▸ **WHAT IS EXPECTED**
Records follow. Select each line holding "known".

Items listed in a dataset
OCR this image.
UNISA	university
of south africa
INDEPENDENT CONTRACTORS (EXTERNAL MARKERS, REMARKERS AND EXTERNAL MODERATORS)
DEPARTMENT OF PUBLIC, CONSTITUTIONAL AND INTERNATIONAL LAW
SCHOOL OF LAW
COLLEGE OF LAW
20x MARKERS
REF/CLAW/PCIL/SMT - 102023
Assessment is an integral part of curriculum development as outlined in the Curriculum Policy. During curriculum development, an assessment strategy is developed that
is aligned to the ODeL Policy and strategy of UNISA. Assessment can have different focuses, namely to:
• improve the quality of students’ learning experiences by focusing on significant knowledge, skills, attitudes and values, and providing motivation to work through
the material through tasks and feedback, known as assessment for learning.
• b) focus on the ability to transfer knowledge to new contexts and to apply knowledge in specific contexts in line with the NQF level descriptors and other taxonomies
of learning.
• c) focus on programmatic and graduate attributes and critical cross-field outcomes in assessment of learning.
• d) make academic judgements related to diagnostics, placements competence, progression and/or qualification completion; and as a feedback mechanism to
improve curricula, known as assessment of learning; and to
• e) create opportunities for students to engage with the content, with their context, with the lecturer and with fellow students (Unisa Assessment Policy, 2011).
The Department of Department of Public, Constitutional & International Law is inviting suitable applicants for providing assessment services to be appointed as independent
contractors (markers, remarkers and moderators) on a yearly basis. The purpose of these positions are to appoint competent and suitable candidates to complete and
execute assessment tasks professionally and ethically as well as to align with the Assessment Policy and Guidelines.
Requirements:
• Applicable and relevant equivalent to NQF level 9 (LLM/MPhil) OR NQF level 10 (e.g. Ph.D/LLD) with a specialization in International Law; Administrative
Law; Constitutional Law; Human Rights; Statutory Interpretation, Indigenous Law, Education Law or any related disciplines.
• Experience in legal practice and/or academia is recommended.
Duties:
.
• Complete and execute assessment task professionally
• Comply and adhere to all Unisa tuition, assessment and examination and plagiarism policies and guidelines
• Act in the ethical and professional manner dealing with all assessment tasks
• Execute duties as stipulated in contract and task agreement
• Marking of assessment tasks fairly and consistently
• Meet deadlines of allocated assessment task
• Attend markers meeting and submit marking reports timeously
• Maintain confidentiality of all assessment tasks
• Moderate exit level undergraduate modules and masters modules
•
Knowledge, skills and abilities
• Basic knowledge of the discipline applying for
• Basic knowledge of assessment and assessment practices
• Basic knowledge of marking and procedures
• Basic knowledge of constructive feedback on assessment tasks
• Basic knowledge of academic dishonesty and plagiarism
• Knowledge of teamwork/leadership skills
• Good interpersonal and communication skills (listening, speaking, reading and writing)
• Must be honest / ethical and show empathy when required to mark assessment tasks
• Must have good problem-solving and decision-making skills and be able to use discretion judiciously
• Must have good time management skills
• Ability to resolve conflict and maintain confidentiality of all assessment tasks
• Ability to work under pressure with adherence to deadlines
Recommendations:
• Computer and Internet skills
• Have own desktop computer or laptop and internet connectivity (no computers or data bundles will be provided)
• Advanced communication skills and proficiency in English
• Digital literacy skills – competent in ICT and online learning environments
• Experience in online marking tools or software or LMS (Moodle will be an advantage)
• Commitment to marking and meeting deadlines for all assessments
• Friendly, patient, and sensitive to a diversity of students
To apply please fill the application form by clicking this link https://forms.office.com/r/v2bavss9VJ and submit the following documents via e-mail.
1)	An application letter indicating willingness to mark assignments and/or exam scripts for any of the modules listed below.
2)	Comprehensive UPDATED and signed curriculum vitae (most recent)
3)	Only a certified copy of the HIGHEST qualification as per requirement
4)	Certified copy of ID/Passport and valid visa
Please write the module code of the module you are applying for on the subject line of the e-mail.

▸ **REPLY**
the material through tasks and feedback, known as assessment for learning.
improve curricula, known as assessment of learning; and to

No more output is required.